Re: [Htmlparser-user] problem parsing Chinese character website
Brought to you by:
derrickoswald
From: Derrick O. <Der...@ro...> - 2003-03-13 12:30:07
|
I gave this problem a cursory look and it appears that the input stream opened with that charset doesn't return any lines. I didn't have time to construct a simple test case and I'm not sure a US-English system is the best platform to test this. Derrick >Message: 3 >From: "Somik Raha" <so...@ya...> >To: <htm...@li...> >Subject: Re: [Htmlparser-user] problem parsing Chinese character website >Date: Tue, 11 Mar 2003 22:37:51 -0800 >Reply-To: htm...@li... > >Derrick, Amit - any ideas ? > >----- Original Message ----- >From: "Joe Lin" <gu...@ya...> >To: <htm...@li...> >Sent: Saturday, March 08, 2003 1:32 AM >Subject: [Htmlparser-user] problem parsing Chinese character website > > > > >>Hi, >> >>It seems that the parser has problem handling Chinese >>chracters. I experiment with a simple web page as >>follows (I saved it as "test.html"): >> >><HTML> >><HEAD> >><TITLE>Hello</TITLE> >><META http-equiv=Content-Type content="text/html; >>charset=gb2312"> >></HEAD> >><BODY bgColor=#ffffff> >><h1>Hello</h1><br> >></body> >></html> >> >>I then run the parser as >>java -jar htmlparser.jar file:test.html. >>The parser output nothing but: >>HTMLParser v1.3 (Integration Build Mar 02, 2003) >>Parsing file:test.html >>INFO: detected charset "gb2312", using "EUC-CN" >> >>Thanks for any help. >> >>Joe >> >> >> >> |

▶ _Task prompt_
Copy out the mailing-list reply about parsing a Chinese-character website word for word, from start to finish.

▶ _Given records_
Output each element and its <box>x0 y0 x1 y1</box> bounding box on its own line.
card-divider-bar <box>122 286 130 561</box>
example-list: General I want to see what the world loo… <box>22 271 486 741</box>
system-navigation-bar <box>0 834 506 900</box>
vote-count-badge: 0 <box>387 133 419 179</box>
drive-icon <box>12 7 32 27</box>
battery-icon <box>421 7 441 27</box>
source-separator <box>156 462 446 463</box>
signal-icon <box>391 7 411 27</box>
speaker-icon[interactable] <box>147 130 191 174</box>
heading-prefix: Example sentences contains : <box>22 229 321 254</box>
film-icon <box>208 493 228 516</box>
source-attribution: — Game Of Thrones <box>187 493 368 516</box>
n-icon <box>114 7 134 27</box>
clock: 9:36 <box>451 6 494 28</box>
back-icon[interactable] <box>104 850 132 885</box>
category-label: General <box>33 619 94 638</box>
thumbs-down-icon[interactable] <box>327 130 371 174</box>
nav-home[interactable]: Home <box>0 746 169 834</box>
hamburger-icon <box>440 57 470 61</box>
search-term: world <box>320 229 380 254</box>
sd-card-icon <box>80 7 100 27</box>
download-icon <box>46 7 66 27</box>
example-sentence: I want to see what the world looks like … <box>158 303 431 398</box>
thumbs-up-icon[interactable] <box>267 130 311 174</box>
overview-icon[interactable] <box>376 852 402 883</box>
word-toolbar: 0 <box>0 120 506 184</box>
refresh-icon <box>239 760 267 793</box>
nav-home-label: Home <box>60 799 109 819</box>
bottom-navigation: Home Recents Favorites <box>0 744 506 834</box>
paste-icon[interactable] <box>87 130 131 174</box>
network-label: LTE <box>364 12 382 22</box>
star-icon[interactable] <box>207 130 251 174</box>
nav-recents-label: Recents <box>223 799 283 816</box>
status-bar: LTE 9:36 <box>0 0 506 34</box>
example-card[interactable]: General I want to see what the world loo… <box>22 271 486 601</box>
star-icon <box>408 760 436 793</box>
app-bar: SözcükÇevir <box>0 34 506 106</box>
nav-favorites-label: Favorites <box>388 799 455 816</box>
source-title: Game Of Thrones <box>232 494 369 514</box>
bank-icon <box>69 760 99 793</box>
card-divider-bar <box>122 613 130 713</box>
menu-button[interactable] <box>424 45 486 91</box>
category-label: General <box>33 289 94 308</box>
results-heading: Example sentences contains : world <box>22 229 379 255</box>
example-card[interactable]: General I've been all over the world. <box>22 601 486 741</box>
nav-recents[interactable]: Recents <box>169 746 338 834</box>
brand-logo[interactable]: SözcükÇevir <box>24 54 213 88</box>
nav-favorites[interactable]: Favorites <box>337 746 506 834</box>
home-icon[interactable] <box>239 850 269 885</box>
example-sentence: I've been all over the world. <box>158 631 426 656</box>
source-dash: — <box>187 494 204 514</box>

▶ _Reply to the exercise_
Re: [Htmlparser-user] problem parsing Chinese character website
Brought to you by:
derrickoswald
From: Derrick O. <Der...@ro...> - 2003-03-13 12:30:07
|
I gave this problem a cursory look and it appears that the input stream opened with that charset doesn't return any lines. I didn't have time to construct a simple test case and I'm not sure a US-English system is the best platform to test this. Derrick >Message: 3 >From: "Somik Raha" <so...@ya...> >To: <htm...@li...> >Subject: Re: [Htmlparser-user] problem parsing Chinese character website >Date: Tue, 11 Mar 2003 22:37:51 -0800 >Reply-To: htm...@li... > >Derrick, Amit - any ideas ? > >----- Original Message ----- >From: "Joe Lin" <gu...@ya...> >To: <htm...@li...> >Sent: Saturday, March 08, 2003 1:32 AM >Subject: [Htmlparser-user] problem parsing Chinese character website > > > > >>Hi, >> >>It seems that the parser has problem handling Chinese >>chracters. I experiment with a simple web page as >>follows (I saved it as "test.html"): >> >><HTML> >><HEAD> >><TITLE>Hello</TITLE> >><META http-equiv=Content-Type content="text/html; >>charset=gb2312"> >></HEAD> >><BODY bgColor=#ffffff> >><h1>Hello</h1><br> >></body> >></html> >> >>I then run the parser as >>java -jar htmlparser.jar file:test.html. >>The parser output nothing but: >>HTMLParser v1.3 (Integration Build Mar 02, 2003) >>Parsing file:test.html >>INFO: detected charset "gb2312", using "EUC-CN" >> >>Thanks for any help. >> >>Joe >> >> >> >> |